EXERCISE DIRECTIONS ::
Each record below is to be reproduced without any change.

Stored items from a collection ::
____

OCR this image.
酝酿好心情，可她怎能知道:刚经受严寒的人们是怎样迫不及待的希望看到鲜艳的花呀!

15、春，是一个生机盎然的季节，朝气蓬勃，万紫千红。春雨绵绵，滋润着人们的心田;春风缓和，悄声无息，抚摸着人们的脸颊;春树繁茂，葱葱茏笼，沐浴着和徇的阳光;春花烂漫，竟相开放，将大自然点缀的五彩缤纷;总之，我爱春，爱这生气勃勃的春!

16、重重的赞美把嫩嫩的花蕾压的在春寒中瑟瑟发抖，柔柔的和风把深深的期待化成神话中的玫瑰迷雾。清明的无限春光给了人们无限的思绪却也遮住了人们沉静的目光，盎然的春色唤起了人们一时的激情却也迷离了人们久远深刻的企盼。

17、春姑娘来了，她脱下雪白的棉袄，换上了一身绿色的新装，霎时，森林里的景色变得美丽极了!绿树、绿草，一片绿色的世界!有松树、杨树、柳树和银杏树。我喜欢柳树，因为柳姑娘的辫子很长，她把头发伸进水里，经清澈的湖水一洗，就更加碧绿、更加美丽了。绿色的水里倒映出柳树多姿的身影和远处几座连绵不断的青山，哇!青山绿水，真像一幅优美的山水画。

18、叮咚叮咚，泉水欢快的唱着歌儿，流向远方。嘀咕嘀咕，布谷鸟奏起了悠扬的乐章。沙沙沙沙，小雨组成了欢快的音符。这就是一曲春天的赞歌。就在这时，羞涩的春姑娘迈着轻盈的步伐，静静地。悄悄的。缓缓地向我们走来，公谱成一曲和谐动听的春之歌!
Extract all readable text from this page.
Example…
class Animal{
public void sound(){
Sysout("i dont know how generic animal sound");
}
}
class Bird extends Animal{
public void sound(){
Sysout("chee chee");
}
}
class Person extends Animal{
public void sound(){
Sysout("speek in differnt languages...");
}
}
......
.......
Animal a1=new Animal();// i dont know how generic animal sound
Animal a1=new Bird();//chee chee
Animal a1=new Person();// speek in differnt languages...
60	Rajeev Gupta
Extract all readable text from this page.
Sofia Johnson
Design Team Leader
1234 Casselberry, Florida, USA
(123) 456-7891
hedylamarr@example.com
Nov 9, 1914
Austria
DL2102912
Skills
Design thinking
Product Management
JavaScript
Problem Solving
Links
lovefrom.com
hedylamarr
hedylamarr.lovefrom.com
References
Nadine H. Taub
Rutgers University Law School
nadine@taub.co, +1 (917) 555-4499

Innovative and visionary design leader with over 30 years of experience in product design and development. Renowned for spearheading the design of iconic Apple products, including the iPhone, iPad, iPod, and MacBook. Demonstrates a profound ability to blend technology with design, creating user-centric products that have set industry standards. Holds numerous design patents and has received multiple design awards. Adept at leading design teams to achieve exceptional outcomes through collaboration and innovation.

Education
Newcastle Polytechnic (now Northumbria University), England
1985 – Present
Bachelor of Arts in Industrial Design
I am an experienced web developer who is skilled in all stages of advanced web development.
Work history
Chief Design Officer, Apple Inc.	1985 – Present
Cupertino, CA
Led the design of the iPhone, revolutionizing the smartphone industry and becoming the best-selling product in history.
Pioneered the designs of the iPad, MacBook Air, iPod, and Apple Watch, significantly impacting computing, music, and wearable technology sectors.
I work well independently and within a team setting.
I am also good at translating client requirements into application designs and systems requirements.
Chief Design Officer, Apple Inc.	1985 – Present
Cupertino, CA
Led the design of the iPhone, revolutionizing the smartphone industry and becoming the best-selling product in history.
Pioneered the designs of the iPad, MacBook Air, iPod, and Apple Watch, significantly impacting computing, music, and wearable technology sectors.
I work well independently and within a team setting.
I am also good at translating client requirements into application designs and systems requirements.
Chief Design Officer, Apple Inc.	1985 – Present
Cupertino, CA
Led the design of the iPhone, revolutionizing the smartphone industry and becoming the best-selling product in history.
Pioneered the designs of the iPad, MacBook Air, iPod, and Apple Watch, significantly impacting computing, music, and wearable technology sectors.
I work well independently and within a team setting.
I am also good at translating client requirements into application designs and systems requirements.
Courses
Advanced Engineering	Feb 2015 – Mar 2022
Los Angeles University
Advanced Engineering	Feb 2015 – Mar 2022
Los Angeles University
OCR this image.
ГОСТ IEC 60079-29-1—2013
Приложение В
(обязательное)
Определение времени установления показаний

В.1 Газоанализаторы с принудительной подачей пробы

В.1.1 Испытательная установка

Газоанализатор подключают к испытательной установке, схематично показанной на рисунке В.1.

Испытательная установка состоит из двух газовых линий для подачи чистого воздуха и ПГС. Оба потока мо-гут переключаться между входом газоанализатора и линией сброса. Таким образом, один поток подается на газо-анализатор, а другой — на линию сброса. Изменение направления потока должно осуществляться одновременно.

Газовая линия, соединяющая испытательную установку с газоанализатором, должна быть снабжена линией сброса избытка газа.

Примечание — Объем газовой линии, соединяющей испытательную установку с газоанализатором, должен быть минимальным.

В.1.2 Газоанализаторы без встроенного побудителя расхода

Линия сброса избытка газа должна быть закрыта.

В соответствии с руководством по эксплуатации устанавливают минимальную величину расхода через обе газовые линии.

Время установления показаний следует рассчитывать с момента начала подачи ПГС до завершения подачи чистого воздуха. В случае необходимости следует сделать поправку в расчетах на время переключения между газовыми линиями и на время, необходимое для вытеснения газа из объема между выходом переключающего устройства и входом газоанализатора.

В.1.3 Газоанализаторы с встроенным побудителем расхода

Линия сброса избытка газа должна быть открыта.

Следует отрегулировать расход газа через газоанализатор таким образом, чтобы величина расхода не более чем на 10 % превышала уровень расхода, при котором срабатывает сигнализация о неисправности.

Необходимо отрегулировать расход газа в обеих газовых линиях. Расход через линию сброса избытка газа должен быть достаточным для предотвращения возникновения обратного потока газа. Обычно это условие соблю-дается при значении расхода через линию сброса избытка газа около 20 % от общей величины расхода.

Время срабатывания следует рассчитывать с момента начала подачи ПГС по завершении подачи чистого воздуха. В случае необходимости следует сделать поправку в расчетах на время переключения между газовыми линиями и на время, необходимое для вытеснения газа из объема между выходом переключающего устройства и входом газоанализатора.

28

____

THE RESULT ::
OCR this image.
酝酿好心情，可她怎能知道:刚经受严寒的人们是怎样迫不及待的希望看到鲜艳的花呀!

15、春，是一个生机盎然的季节，朝气蓬勃，万紫千红。春雨绵绵，滋润着人们的心田;春风缓和，悄声无息，抚摸着人们的脸颊;春树繁茂，葱葱茏笼，沐浴着和徇的阳光;春花烂漫，竟相开放，将大自然点缀的五彩缤纷;总之，我爱春，爱这生气勃勃的春!

16、重重的赞美把嫩嫩的花蕾压的在春寒中瑟瑟发抖，柔柔的和风把深深的期待化成神话中的玫瑰迷雾。清明的无限春光给了人们无限的思绪却也遮住了人们沉静的目光，盎然的春色唤起了人们一时的激情却也迷离了人们久远深刻的企盼。

17、春姑娘来了，她脱下雪白的棉袄，换上了一身绿色的新装，霎时，森林里的景色变得美丽极了!绿树、绿草，一片绿色的世界!有松树、杨树、柳树和银杏树。我喜欢柳树，因为柳姑娘的辫子很长，她把头发伸进水里，经清澈的湖水一洗，就更加碧绿、更加美丽了。绿色的水里倒映出柳树多姿的身影和远处几座连绵不断的青山，哇!青山绿水，真像一幅优美的山水画。

18、叮咚叮咚，泉水欢快的唱着歌儿，流向远方。嘀咕嘀咕，布谷鸟奏起了悠扬的乐章。沙沙沙沙，小雨组成了欢快的音符。这就是一曲春天的赞歌。就在这时，羞涩的春姑娘迈着轻盈的步伐，静静地。悄悄的。缓缓地向我们走来，公谱成一曲和谐动听的春之歌!
Extract all readable text from this page.
Example…
class Animal{
public void sound(){
Sysout("i dont know how generic animal sound");
}
}
class Bird extends Animal{
public void sound(){
Sysout("chee chee");
}
}
class Person extends Animal{
public void sound(){
Sysout("speek in differnt languages...");
}
}
......
.......
Animal a1=new Animal();// i dont know how generic animal sound
Animal a1=new Bird();//chee chee
Animal a1=new Person();// speek in differnt languages...
60	Rajeev Gupta
Extract all readable text from this page.
Sofia Johnson
Design Team Leader
1234 Casselberry, Florida, USA
(123) 456-7891
hedylamarr@example.com
Nov 9, 1914
Austria
DL2102912
Skills
Design thinking
Product Management
JavaScript
Problem Solving
Links
lovefrom.com
hedylamarr
hedylamarr.lovefrom.com
References
Nadine H. Taub
Rutgers University Law School
nadine@taub.co, +1 (917) 555-4499

Innovative and visionary design leader with over 30 years of experience in product design and development. Renowned for spearheading the design of iconic Apple products, including the iPhone, iPad, iPod, and MacBook. Demonstrates a profound ability to blend technology with design, creating user-centric products that have set industry standards. Holds numerous design patents and has received multiple design awards. Adept at leading design teams to achieve exceptional outcomes through collaboration and innovation.

Education
Newcastle Polytechnic (now Northumbria University), England
1985 – Present
Bachelor of Arts in Industrial Design
I am an experienced web developer who is skilled in all stages of advanced web development.
Work history
Chief Design Officer, Apple Inc.	1985 – Present
Cupertino, CA
Led the design of the iPhone, revolutionizing the smartphone industry and becoming the best-selling product in history.
Pioneered the designs of the iPad, MacBook Air, iPod, and Apple Watch, significantly impacting computing, music, and wearable technology sectors.
I work well independently and within a team setting.
I am also good at translating client requirements into application designs and systems requirements.
Chief Design Officer, Apple Inc.	1985 – Present
Cupertino, CA
Led the design of the iPhone, revolutionizing the smartphone industry and becoming the best-selling product in history.
Pioneered the designs of the iPad, MacBook Air, iPod, and Apple Watch, significantly impacting computing, music, and wearable technology sectors.
I work well independently and within a team setting.
I am also good at translating client requirements into application designs and systems requirements.
Chief Design Officer, Apple Inc.	1985 – Present
Cupertino, CA
Led the design of the iPhone, revolutionizing the smartphone industry and becoming the best-selling product in history.
Pioneered the designs of the iPad, MacBook Air, iPod, and Apple Watch, significantly impacting computing, music, and wearable technology sectors.
I work well independently and within a team setting.
I am also good at translating client requirements into application designs and systems requirements.
Courses
Advanced Engineering	Feb 2015 – Mar 2022
Los Angeles University
Advanced Engineering	Feb 2015 – Mar 2022
Los Angeles University
OCR this image.
ГОСТ IEC 60079-29-1—2013
Приложение В
(обязательное)
Определение времени установления показаний

В.1 Газоанализаторы с принудительной подачей пробы

В.1.1 Испытательная установка

Газоанализатор подключают к испытательной установке, схематично показанной на рисунке В.1.

Испытательная установка состоит из двух газовых линий для подачи чистого воздуха и ПГС. Оба потока мо-гут переключаться между входом газоанализатора и линией сброса. Таким образом, один поток подается на газо-анализатор, а другой — на линию сброса. Изменение направления потока должно осуществляться одновременно.

Газовая линия, соединяющая испытательную установку с газоанализатором, должна быть снабжена линией сброса избытка газа.

Примечание — Объем газовой линии, соединяющей испытательную установку с газоанализатором, должен быть минимальным.

В.1.2 Газоанализаторы без встроенного побудителя расхода

Линия сброса избытка газа должна быть закрыта.

В соответствии с руководством по эксплуатации устанавливают минимальную величину расхода через обе газовые линии.

Время установления показаний следует рассчитывать с момента начала подачи ПГС до завершения подачи чистого воздуха. В случае необходимости следует сделать поправку в расчетах на время переключения между газовыми линиями и на время, необходимое для вытеснения газа из объема между выходом переключающего устройства и входом газоанализатора.

В.1.3 Газоанализаторы с встроенным побудителем расхода

Линия сброса избытка газа должна быть открыта.

Следует отрегулировать расход газа через газоанализатор таким образом, чтобы величина расхода не более чем на 10 % превышала уровень расхода, при котором срабатывает сигнализация о неисправности.

Необходимо отрегулировать расход газа в обеих газовых линиях. Расход через линию сброса избытка газа должен быть достаточным для предотвращения возникновения обратного потока газа. Обычно это условие соблю-дается при значении расхода через линию сброса избытка газа около 20 % от общей величины расхода.

Время срабатывания следует рассчитывать с момента начала подачи ПГС по завершении подачи чистого воздуха. В случае необходимости следует сделать поправку в расчетах на время переключения между газовыми линиями и на время, необходимое для вытеснения газа из объема между выходом переключающего устройства и входом газоанализатора.

28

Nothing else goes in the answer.